» **Kutipan Terpilih**
════════════════

SELAMAT DATANG

Selamat Datang di Blog Pribadi Atma Winata Nawawi

Rabu, 28 Desember 2011

PESONA AYAMARU

".....gunung-gunung, lembah-lembah, yang penuh misteri, yang ku puja slalu, keindahan alam mu yang mempesona, sungaimu yang deras mengalirkan emas, sio ya Tuhan, trima kasih....."
(Tanah Papua, Trio Ambisi)
Saya Berfoto Di Tepi Danau Ayamaru


Mungkin diantara kita belum banyak yang mendengar tentang danau Ayamaru, lain halnya dengan masyarakat di Papua, danau ini sudah terkenal hingga ke pelosok pedalaman disana. Merupakan salah satu danau yang terbesar di tanah Papua. Terletak di distrik Ayamaru, kabupaten Maybrat, Provinsi Papua Barat. Danau ini terletak sekitar 220 KM dari Kota Sorong dengan akses transportasi darat yang sangat terbatas. Danau ini menjadi sentral peradaban dan kehidupan masyarakat suku Maybrat yang mendiami wilayah ini.
      

Saya beruntung dapat mengunjungi danau ini, bersama dengan rombongan Menteri Negara Lingkungan Hidup, Bapak Prof.DR.Balthasar Kambuaya, MBA dan keluarganya yang kebetulan daerah ini juga merupakan kampung halaman beliau. Kunjungan ini merupakan agenda resmi Pak Bert Kambuaya sebagai Raja di daerahnya, sekaligus kunjungan pertama beliau ke kampung halaman pasca dilantik menjadi Menteri. Tentu saja kunjungan ini menjadi sangat spesial untuk beliau, keluarganya dan masyarakat di Papua khususnya kampung halamannya.

════════════════

» **Soal A**
Wilayah administratif apa saja, lengkap dengan jenisnya, yang disebut dalam tulisan tentang Danau Ayamaru?
Teks di atas dan daftar berikut merupakan bahan yang tidak saling berkaitan.

[Entri elemen berbingkai]
════════════════

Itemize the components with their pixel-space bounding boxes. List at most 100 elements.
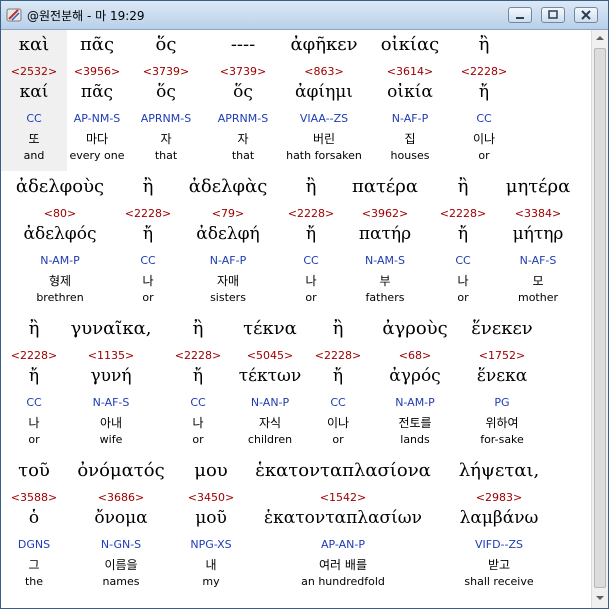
greek-word[interactable]: τέκνα	[243, 318, 297, 339]
lemma-word: ὄνομα	[94, 508, 148, 528]
english-gloss: an hundredfold	[301, 575, 385, 588]
strongs-number[interactable]: <2228>	[175, 349, 221, 362]
korean-gloss: 이나	[326, 416, 350, 430]
korean-gloss: 자	[160, 132, 172, 146]
close-icon	[581, 10, 591, 20]
korean-gloss: 버린	[312, 132, 336, 146]
greek-word[interactable]: ἢ	[29, 318, 40, 339]
parsing-code: CC	[26, 396, 42, 409]
strongs-number[interactable]: <79>	[212, 207, 244, 220]
minimize-button[interactable]	[508, 7, 532, 23]
strongs-number[interactable]: <1542>	[320, 491, 366, 504]
strongs-number[interactable]: <3962>	[362, 207, 408, 220]
close-button[interactable]	[574, 7, 598, 23]
strongs-number[interactable]: <3588>	[11, 491, 57, 504]
greek-word[interactable]: ἀγροὺς	[382, 318, 447, 339]
strongs-number[interactable]: <2983>	[476, 491, 522, 504]
english-gloss: and	[23, 149, 45, 162]
greek-word[interactable]: ἢ	[458, 176, 469, 197]
bible-app-icon[interactable]	[6, 7, 22, 23]
lemma-word: ἕνεκα	[476, 366, 528, 386]
greek-word[interactable]: λήψεται,	[459, 460, 540, 481]
greek-word[interactable]: ἢ	[333, 318, 344, 339]
strongs-number[interactable]: <1135>	[88, 349, 134, 362]
greek-word[interactable]: τοῦ	[18, 460, 50, 481]
app-window: @원전분해 - 마 19:29 καὶ <2532> καί CC 또 and πᾶς <39…	[0, 0, 609, 609]
korean-gloss: 나	[305, 274, 317, 288]
korean-gloss: 형제	[48, 274, 72, 288]
interlinear-pane[interactable]: καὶ <2532> καί CC 또 and πᾶς <3956> πᾶς AP-NM-S 마다 e…	[1, 30, 591, 608]
strongs-number[interactable]: <1752>	[479, 349, 525, 362]
greek-word[interactable]: οἰκίας	[381, 34, 439, 55]
greek-word[interactable]: πᾶς	[80, 34, 114, 55]
english-gloss: hath forsaken	[286, 149, 362, 162]
greek-word[interactable]: ἕνεκεν	[471, 318, 532, 339]
lemma-word: μήτηρ	[512, 224, 564, 244]
greek-word[interactable]: ----	[231, 34, 255, 55]
greek-word[interactable]: μητέρα	[506, 176, 571, 197]
parsing-code: CC	[26, 112, 42, 125]
korean-gloss: 나	[28, 416, 40, 430]
title-bar[interactable]: @원전분해 - 마 19:29	[1, 1, 608, 30]
lemma-word: ὅς	[156, 82, 176, 102]
strongs-number[interactable]: <2228>	[125, 207, 171, 220]
korean-gloss: 내	[205, 558, 217, 572]
lemma-word: ὁ	[28, 508, 40, 528]
strongs-number[interactable]: <68>	[399, 349, 431, 362]
strongs-number[interactable]: <5045>	[247, 349, 293, 362]
strongs-number[interactable]: <863>	[304, 65, 343, 78]
greek-word[interactable]: γυναῖκα,	[71, 318, 152, 339]
parsing-code: N-GN-S	[100, 538, 142, 551]
parsing-code: AP-AN-P	[321, 538, 365, 551]
scrollbar-thumb[interactable]	[594, 48, 606, 588]
strongs-number[interactable]: <2228>	[288, 207, 334, 220]
parsing-code: VIFD--ZS	[474, 538, 524, 551]
greek-word[interactable]: μου	[194, 460, 227, 481]
strongs-number[interactable]: <3956>	[74, 65, 120, 78]
vertical-scrollbar[interactable]	[591, 30, 608, 608]
greek-word[interactable]: ὀνόματός	[77, 460, 164, 481]
strongs-number[interactable]: <2228>	[440, 207, 486, 220]
strongs-number[interactable]: <2228>	[461, 65, 507, 78]
korean-gloss: 집	[404, 132, 416, 146]
greek-word[interactable]: πατέρα	[352, 176, 418, 197]
lemma-word: ἤ	[28, 366, 40, 386]
greek-word[interactable]: ἀδελφὰς	[189, 176, 268, 197]
korean-gloss: 그	[28, 558, 40, 572]
strongs-number[interactable]: <2532>	[11, 65, 57, 78]
strongs-number[interactable]: <2228>	[315, 349, 361, 362]
parsing-code: N-AF-P	[391, 112, 429, 125]
english-gloss: that	[154, 149, 178, 162]
maximize-button[interactable]	[541, 7, 565, 23]
greek-word[interactable]: ἢ	[306, 176, 317, 197]
english-gloss: sisters	[210, 291, 246, 304]
greek-word[interactable]: ὅς	[156, 34, 177, 55]
korean-gloss: 여러 배를	[319, 558, 367, 572]
english-gloss: every one	[69, 149, 125, 162]
greek-word[interactable]: ἢ	[479, 34, 490, 55]
greek-word[interactable]: ἀδελφοὺς	[16, 176, 104, 197]
parsing-code: CC	[330, 396, 346, 409]
strongs-number[interactable]: <3739>	[220, 65, 266, 78]
strongs-number[interactable]: <3450>	[188, 491, 234, 504]
strongs-number[interactable]: <3739>	[143, 65, 189, 78]
korean-gloss: 이름을	[104, 558, 138, 572]
strongs-number[interactable]: <3384>	[515, 207, 561, 220]
greek-word[interactable]: ἢ	[193, 318, 204, 339]
korean-gloss: 부	[379, 274, 391, 288]
strongs-number[interactable]: <80>	[44, 207, 76, 220]
scroll-up-arrow-icon[interactable]	[592, 30, 608, 46]
strongs-number[interactable]: <2228>	[11, 349, 57, 362]
strongs-number[interactable]: <3614>	[387, 65, 433, 78]
parsing-code: N-AF-S	[519, 254, 557, 267]
greek-word[interactable]: καὶ	[19, 34, 49, 55]
greek-word[interactable]: ἑκατονταπλασίονα	[255, 460, 431, 481]
strongs-number[interactable]: <3686>	[98, 491, 144, 504]
greek-word[interactable]: ἢ	[143, 176, 154, 197]
parsing-code: N-AM-P	[395, 396, 435, 409]
english-gloss: for-sake	[480, 433, 524, 446]
greek-word[interactable]: ἀφῆκεν	[290, 34, 357, 55]
lemma-word: ἤ	[332, 366, 344, 386]
lemma-word: ἤ	[192, 366, 204, 386]
scroll-down-arrow-icon[interactable]	[592, 590, 608, 606]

════════════════

» **Soal B**
Salin baris-baris dalam daftar, mulai dari baris yang memuat "318, 297, 339]" dan berakhir pada baris yang memuat "318, 344, 339]".

» **Jawaban A**
Distrik Ayamaru, Kabupaten Maybrat, Provinsi Papua Barat, dan Kota Sorong.

» **Jawaban B**
greek-word[interactable]: τέκνα	[243, 318, 297, 339]
lemma-word: ὄνομα	[94, 508, 148, 528]
english-gloss: an hundredfold	[301, 575, 385, 588]
strongs-number[interactable]: <2228>	[175, 349, 221, 362]
korean-gloss: 이나	[326, 416, 350, 430]
korean-gloss: 자	[160, 132, 172, 146]
close-icon	[581, 10, 591, 20]
korean-gloss: 버린	[312, 132, 336, 146]
greek-word[interactable]: ἢ	[29, 318, 40, 339]
parsing-code: CC	[26, 396, 42, 409]
strongs-number[interactable]: <79>	[212, 207, 244, 220]
minimize-button[interactable]	[508, 7, 532, 23]
strongs-number[interactable]: <1542>	[320, 491, 366, 504]
strongs-number[interactable]: <3962>	[362, 207, 408, 220]
close-button[interactable]	[574, 7, 598, 23]
strongs-number[interactable]: <3588>	[11, 491, 57, 504]
greek-word[interactable]: ἀγροὺς	[382, 318, 447, 339]
strongs-number[interactable]: <2983>	[476, 491, 522, 504]
english-gloss: and	[23, 149, 45, 162]
greek-word[interactable]: ἢ	[458, 176, 469, 197]
bible-app-icon[interactable]	[6, 7, 22, 23]
lemma-word: ἕνεκα	[476, 366, 528, 386]
greek-word[interactable]: λήψεται,	[459, 460, 540, 481]
greek-word[interactable]: ἢ	[333, 318, 344, 339]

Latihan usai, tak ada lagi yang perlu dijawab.